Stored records
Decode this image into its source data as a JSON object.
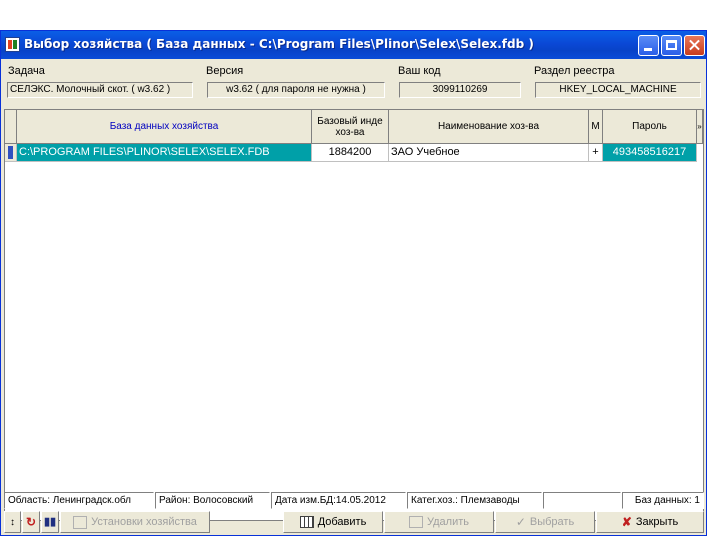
{
  "window": {
    "title": "Выбор хозяйства ( База данных - C:\\Program Files\\Plinor\\Selex\\Selex.fdb )"
  },
  "fields": {
    "task_label": "Задача",
    "task_value": "СЕЛЭКС. Молочный скот. ( w3.62 )",
    "version_label": "Версия",
    "version_value": "w3.62 ( для пароля не нужна )",
    "code_label": "Ваш код",
    "code_value": "3099110269",
    "registry_label": "Раздел реестра",
    "registry_value": "HKEY_LOCAL_MACHINE"
  },
  "grid": {
    "columns": [
      "База данных хозяйства",
      "Базовый инде хоз-ва",
      "Наименование хоз-ва",
      "М",
      "Пароль",
      "»"
    ],
    "rows": [
      {
        "db": "C:\\PROGRAM FILES\\PLINOR\\SELEX\\SELEX.FDB",
        "index": "1884200",
        "name": "ЗАО Учебное",
        "m": "+",
        "password": "493458516217"
      }
    ]
  },
  "status": {
    "region": "Область: Ленинградск.обл",
    "district": "Район: Волосовский",
    "date": "Дата изм.БД:14.05.2012",
    "category": "Катег.хоз.: Племзаводы",
    "count": "Баз данных: 1"
  },
  "toolbar": {
    "settings": "Установки хозяйства",
    "add": "Добавить",
    "delete": "Удалить",
    "select": "Выбрать",
    "close": "Закрыть"
  },
  "colors": {
    "titlebar": "#0a4cd8",
    "selection": "#00a0a8",
    "header_text": "#0000c0"
  }
}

▸ **Your instructions**:
Using the records above, gather all lines where the string "хозяйства" is present.

▸ **Final result**:
    "title": "Выбор хозяйства ( База данных - C:\\Program Files\\Plinor\\Selex\\Selex.fdb )"
      "База данных хозяйства",
    "settings": "Установки хозяйства",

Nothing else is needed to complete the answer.